[Dataset records]
◆ ◆ ◆ ◆

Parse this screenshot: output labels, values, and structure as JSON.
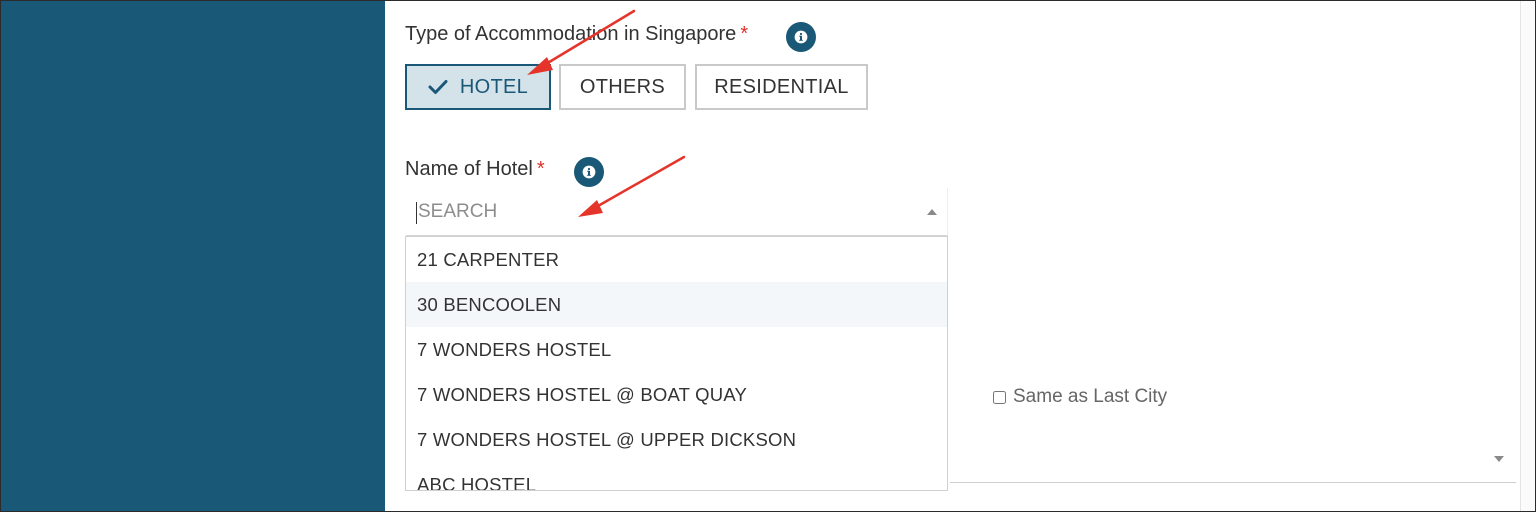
{
  "accommodation": {
    "label": "Type of Accommodation in Singapore",
    "required_mark": "*",
    "info_icon": "info-icon",
    "options": [
      {
        "label": "HOTEL",
        "selected": true
      },
      {
        "label": "OTHERS",
        "selected": false
      },
      {
        "label": "RESIDENTIAL",
        "selected": false
      }
    ]
  },
  "hotel": {
    "label": "Name of Hotel",
    "required_mark": "*",
    "info_icon": "info-icon",
    "search_placeholder": "SEARCH",
    "options": [
      "21 CARPENTER",
      "30 BENCOOLEN",
      "7 WONDERS HOSTEL",
      "7 WONDERS HOSTEL @ BOAT QUAY",
      "7 WONDERS HOSTEL @ UPPER DICKSON",
      "ABC HOSTEL"
    ],
    "highlighted_option_index": 1
  },
  "last_city": {
    "checkbox_label": "Same as Last City",
    "checked": false
  },
  "colors": {
    "sidebar": "#1a5877",
    "accent": "#1a5877",
    "selected_bg": "#d4e3ea",
    "required": "#e0302b",
    "annotation_arrow": "#e5352b"
  }
}
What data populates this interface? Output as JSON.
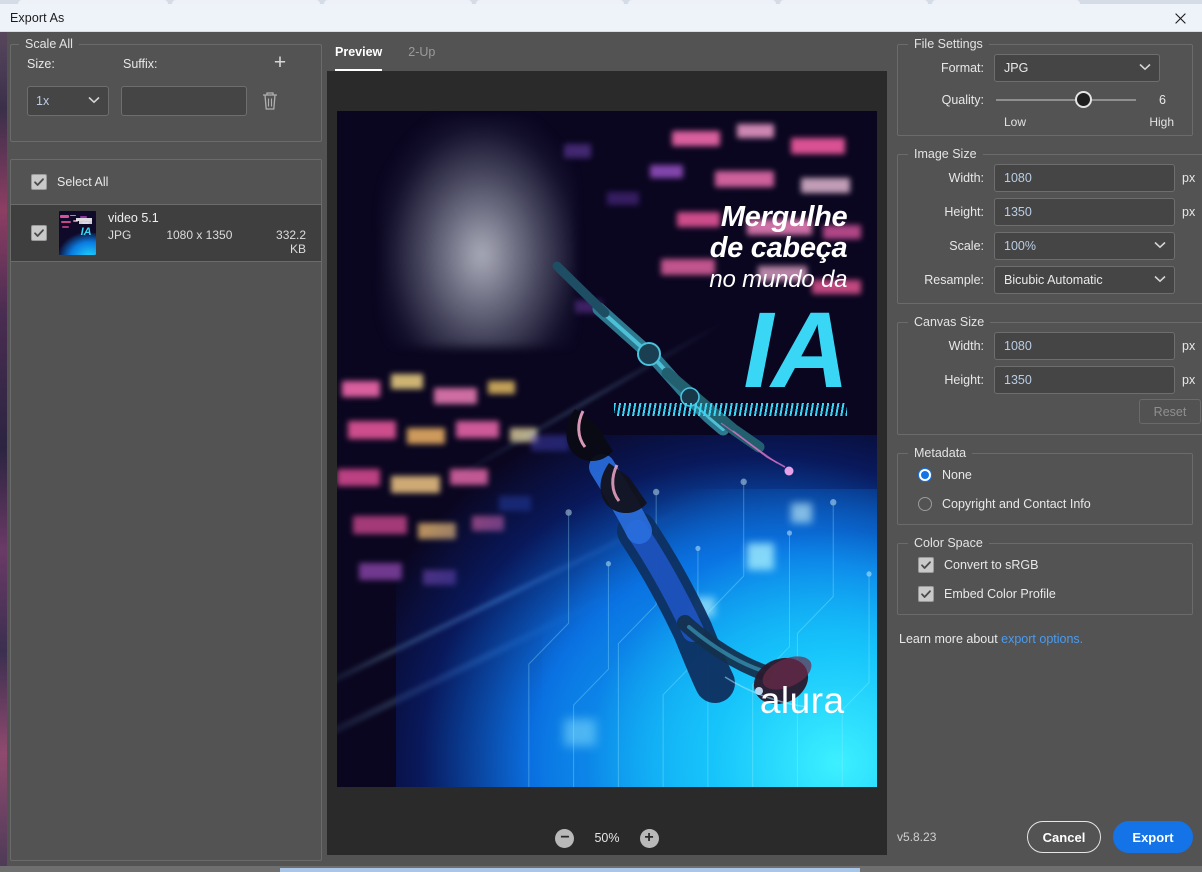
{
  "window": {
    "title": "Export As",
    "close_label": "✕"
  },
  "scale_all": {
    "legend": "Scale All",
    "size_label": "Size:",
    "suffix_label": "Suffix:",
    "add_label": "+",
    "size_value": "1x",
    "suffix_value": "",
    "suffix_placeholder": "",
    "delete_icon": "trash-icon"
  },
  "files": {
    "select_all_label": "Select All",
    "columns": [
      "name",
      "format",
      "dimensions",
      "size"
    ],
    "rows": [
      {
        "name": "video 5.1",
        "format": "JPG",
        "dimensions": "1080 x 1350",
        "size": "332.2 KB",
        "checked": true
      }
    ]
  },
  "preview": {
    "tabs": [
      {
        "label": "Preview",
        "active": true
      },
      {
        "label": "2-Up",
        "active": false
      }
    ],
    "zoom_out_label": "−",
    "zoom_in_label": "+",
    "zoom_level": "50%",
    "artwork": {
      "line1": "Mergulhe",
      "line2": "de cabeça",
      "line3": "no mundo da",
      "headline": "IA",
      "brand": "alura",
      "accent_color": "#3ad6f5",
      "background_color": "#0a0620"
    }
  },
  "file_settings": {
    "legend": "File Settings",
    "format_label": "Format:",
    "format_value": "JPG",
    "quality_label": "Quality:",
    "quality_value": "6",
    "quality_min_label": "Low",
    "quality_max_label": "High",
    "quality_percent": 62
  },
  "image_size": {
    "legend": "Image Size",
    "width_label": "Width:",
    "width_value": "1080",
    "width_unit": "px",
    "height_label": "Height:",
    "height_value": "1350",
    "height_unit": "px",
    "scale_label": "Scale:",
    "scale_value": "100%",
    "resample_label": "Resample:",
    "resample_value": "Bicubic Automatic"
  },
  "canvas_size": {
    "legend": "Canvas Size",
    "width_label": "Width:",
    "width_value": "1080",
    "width_unit": "px",
    "height_label": "Height:",
    "height_value": "1350",
    "height_unit": "px",
    "reset_label": "Reset"
  },
  "metadata": {
    "legend": "Metadata",
    "options": [
      {
        "label": "None",
        "selected": true
      },
      {
        "label": "Copyright and Contact Info",
        "selected": false
      }
    ]
  },
  "color_space": {
    "legend": "Color Space",
    "options": [
      {
        "label": "Convert to sRGB",
        "checked": true
      },
      {
        "label": "Embed Color Profile",
        "checked": true
      }
    ]
  },
  "learn_more": {
    "prefix": "Learn more about ",
    "link": "export options."
  },
  "footer": {
    "version": "v5.8.23",
    "cancel_label": "Cancel",
    "export_label": "Export",
    "accent_color": "#1473e6"
  }
}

◆ ◆ ◆ ◆

Exercise aim
Reproduce the full material exactly, excluding the pictures.

Result of the task
Parse this screenshot: output labels, values, and structure as JSON.
{
  "accommodation": {
    "label": "Type of Accommodation in Singapore",
    "required_mark": "*",
    "info_icon": "info-icon",
    "options": [
      {
        "label": "HOTEL",
        "selected": true
      },
      {
        "label": "OTHERS",
        "selected": false
      },
      {
        "label": "RESIDENTIAL",
        "selected": false
      }
    ]
  },
  "hotel": {
    "label": "Name of Hotel",
    "required_mark": "*",
    "info_icon": "info-icon",
    "search_placeholder": "SEARCH",
    "options": [
      "21 CARPENTER",
      "30 BENCOOLEN",
      "7 WONDERS HOSTEL",
      "7 WONDERS HOSTEL @ BOAT QUAY",
      "7 WONDERS HOSTEL @ UPPER DICKSON",
      "ABC HOSTEL"
    ],
    "highlighted_option_index": 1
  },
  "last_city": {
    "checkbox_label": "Same as Last City",
    "checked": false
  },
  "colors": {
    "sidebar": "#1a5877",
    "accent": "#1a5877",
    "selected_bg": "#d4e3ea",
    "required": "#e0302b",
    "annotation_arrow": "#e5352b"
  }
}
What data populates this interface? Output as JSON.
{
  "window": {
    "title": "Export As",
    "close_label": "✕"
  },
  "scale_all": {
    "legend": "Scale All",
    "size_label": "Size:",
    "suffix_label": "Suffix:",
    "add_label": "+",
    "size_value": "1x",
    "suffix_value": "",
    "suffix_placeholder": "",
    "delete_icon": "trash-icon"
  },
  "files": {
    "select_all_label": "Select All",
    "columns": [
      "name",
      "format",
      "dimensions",
      "size"
    ],
    "rows": [
      {
        "name": "video 5.1",
        "format": "JPG",
        "dimensions": "1080 x 1350",
        "size": "332.2 KB",
        "checked": true
      }
    ]
  },
  "preview": {
    "tabs": [
      {
        "label": "Preview",
        "active": true
      },
      {
        "label": "2-Up",
        "active": false
      }
    ],
    "zoom_out_label": "−",
    "zoom_in_label": "+",
    "zoom_level": "50%",
    "artwork": {
      "line1": "Mergulhe",
      "line2": "de cabeça",
      "line3": "no mundo da",
      "headline": "IA",
      "brand": "alura",
      "accent_color": "#3ad6f5",
      "background_color": "#0a0620"
    }
  },
  "file_settings": {
    "legend": "File Settings",
    "format_label": "Format:",
    "format_value": "JPG",
    "quality_label": "Quality:",
    "quality_value": "6",
    "quality_min_label": "Low",
    "quality_max_label": "High",
    "quality_percent": 62
  },
  "image_size": {
    "legend": "Image Size",
    "width_label": "Width:",
    "width_value": "1080",
    "width_unit": "px",
    "height_label": "Height:",
    "height_value": "1350",
    "height_unit": "px",
    "scale_label": "Scale:",
    "scale_value": "100%",
    "resample_label": "Resample:",
    "resample_value": "Bicubic Automatic"
  },
  "canvas_size": {
    "legend": "Canvas Size",
    "width_label": "Width:",
    "width_value": "1080",
    "width_unit": "px",
    "height_label": "Height:",
    "height_value": "1350",
    "height_unit": "px",
    "reset_label": "Reset"
  },
  "metadata": {
    "legend": "Metadata",
    "options": [
      {
        "label": "None",
        "selected": true
      },
      {
        "label": "Copyright and Contact Info",
        "selected": false
      }
    ]
  },
  "color_space": {
    "legend": "Color Space",
    "options": [
      {
        "label": "Convert to sRGB",
        "checked": true
      },
      {
        "label": "Embed Color Profile",
        "checked": true
      }
    ]
  },
  "learn_more": {
    "prefix": "Learn more about ",
    "link": "export options."
  },
  "footer": {
    "version": "v5.8.23",
    "cancel_label": "Cancel",
    "export_label": "Export",
    "accent_color": "#1473e6"
  }
}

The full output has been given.